• [Goal]
Say how many lines in the records include the string "content", adding no other words.
※ ※ ※
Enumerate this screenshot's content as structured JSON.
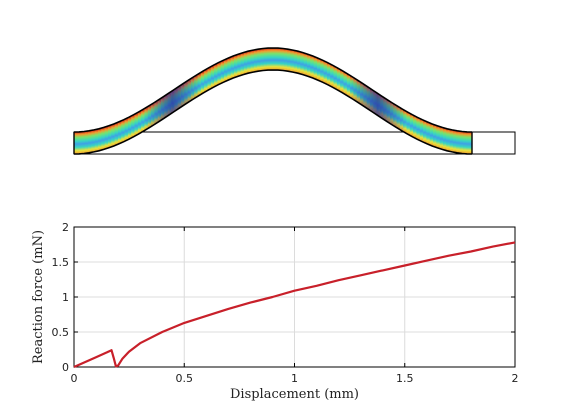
{
  "chart_data": {
    "type": "line",
    "title": "",
    "xlabel": "Displacement (mm)",
    "ylabel": "Reaction force (mN)",
    "xlim": [
      0,
      2
    ],
    "ylim": [
      0,
      2
    ],
    "x_ticks": [
      "0",
      "0.5",
      "1",
      "1.5",
      "2"
    ],
    "y_ticks": [
      "0",
      "0.5",
      "1",
      "1.5",
      "2"
    ],
    "grid": true,
    "legend": "none",
    "series": [
      {
        "color": "#c8202a",
        "x": [
          0,
          0.05,
          0.1,
          0.15,
          0.17,
          0.18,
          0.19,
          0.2,
          0.22,
          0.25,
          0.3,
          0.4,
          0.5,
          0.6,
          0.7,
          0.8,
          0.9,
          1.0,
          1.1,
          1.2,
          1.3,
          1.4,
          1.5,
          1.6,
          1.7,
          1.8,
          1.9,
          2.0
        ],
        "y": [
          0,
          0.07,
          0.14,
          0.21,
          0.24,
          0.13,
          0.01,
          0.02,
          0.12,
          0.22,
          0.34,
          0.5,
          0.63,
          0.73,
          0.83,
          0.92,
          1.0,
          1.09,
          1.16,
          1.24,
          1.31,
          1.38,
          1.45,
          1.52,
          1.59,
          1.65,
          1.72,
          1.78
        ]
      }
    ]
  },
  "illustration": {
    "description_icon": "buckled-beam-stress-map",
    "outline_color": "#000000",
    "colormap": [
      "#2b2f9a",
      "#3a62d6",
      "#3fa0e6",
      "#38d6c0",
      "#7ae36a",
      "#e8e23c",
      "#f29a2e",
      "#d8291c"
    ]
  }
}
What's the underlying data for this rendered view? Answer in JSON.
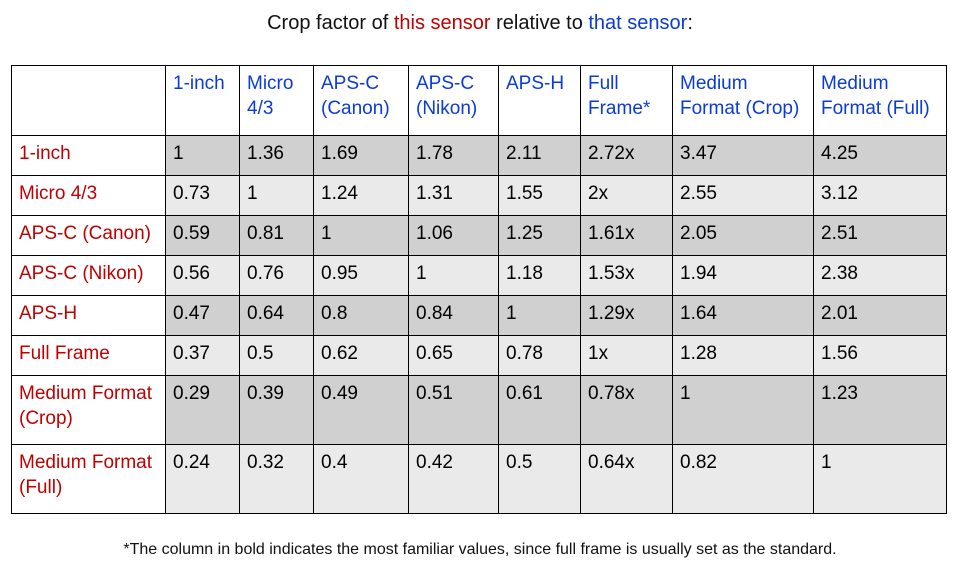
{
  "title": {
    "prefix": "Crop factor of ",
    "this_sensor": "this sensor",
    "middle": " relative to ",
    "that_sensor": "that sensor",
    "suffix": ":"
  },
  "table": {
    "columns": [
      "1-inch",
      "Micro 4/3",
      "APS-C (Canon)",
      "APS-C (Nikon)",
      "APS-H",
      "Full Frame*",
      "Medium Format (Crop)",
      "Medium Format (Full)"
    ],
    "rows": [
      {
        "label": "1-inch",
        "values": [
          "1",
          "1.36",
          "1.69",
          "1.78",
          "2.11",
          "2.72x",
          "3.47",
          "4.25"
        ]
      },
      {
        "label": "Micro 4/3",
        "values": [
          "0.73",
          "1",
          "1.24",
          "1.31",
          "1.55",
          "2x",
          "2.55",
          "3.12"
        ]
      },
      {
        "label": "APS-C (Canon)",
        "values": [
          "0.59",
          "0.81",
          "1",
          "1.06",
          "1.25",
          "1.61x",
          "2.05",
          "2.51"
        ]
      },
      {
        "label": "APS-C (Nikon)",
        "values": [
          "0.56",
          "0.76",
          "0.95",
          "1",
          "1.18",
          "1.53x",
          "1.94",
          "2.38"
        ]
      },
      {
        "label": "APS-H",
        "values": [
          "0.47",
          "0.64",
          "0.8",
          "0.84",
          "1",
          "1.29x",
          "1.64",
          "2.01"
        ]
      },
      {
        "label": "Full Frame",
        "values": [
          "0.37",
          "0.5",
          "0.62",
          "0.65",
          "0.78",
          "1x",
          "1.28",
          "1.56"
        ]
      },
      {
        "label": "Medium Format (Crop)",
        "values": [
          "0.29",
          "0.39",
          "0.49",
          "0.51",
          "0.61",
          "0.78x",
          "1",
          "1.23"
        ]
      },
      {
        "label": "Medium Format (Full)",
        "values": [
          "0.24",
          "0.32",
          "0.4",
          "0.42",
          "0.5",
          "0.64x",
          "0.82",
          "1"
        ]
      }
    ]
  },
  "footnote": "*The column in bold indicates the most familiar values, since full frame is usually set as the standard.",
  "colors": {
    "column_header": "#0a3bd7",
    "row_header": "#c00000",
    "row_dark": "#d0d0d0",
    "row_light": "#eaeaea"
  }
}
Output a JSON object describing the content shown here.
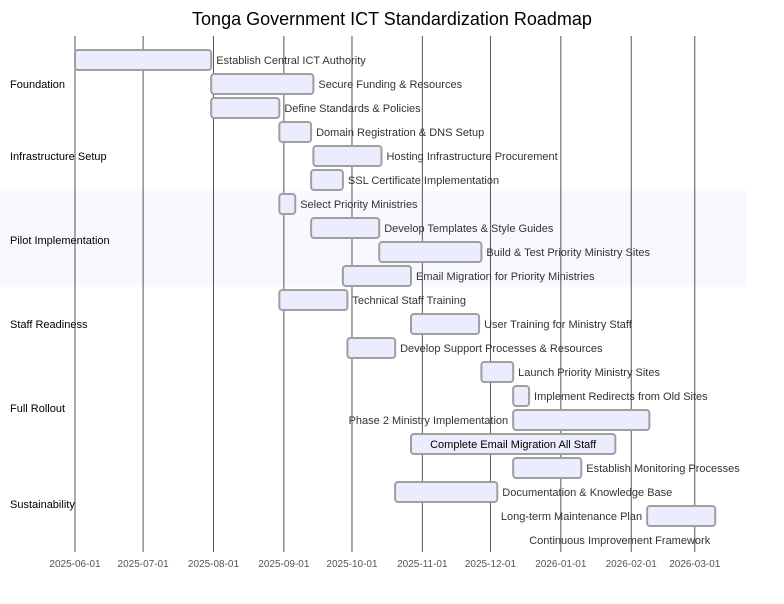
※ ※ ※
• [Answer to the task]
2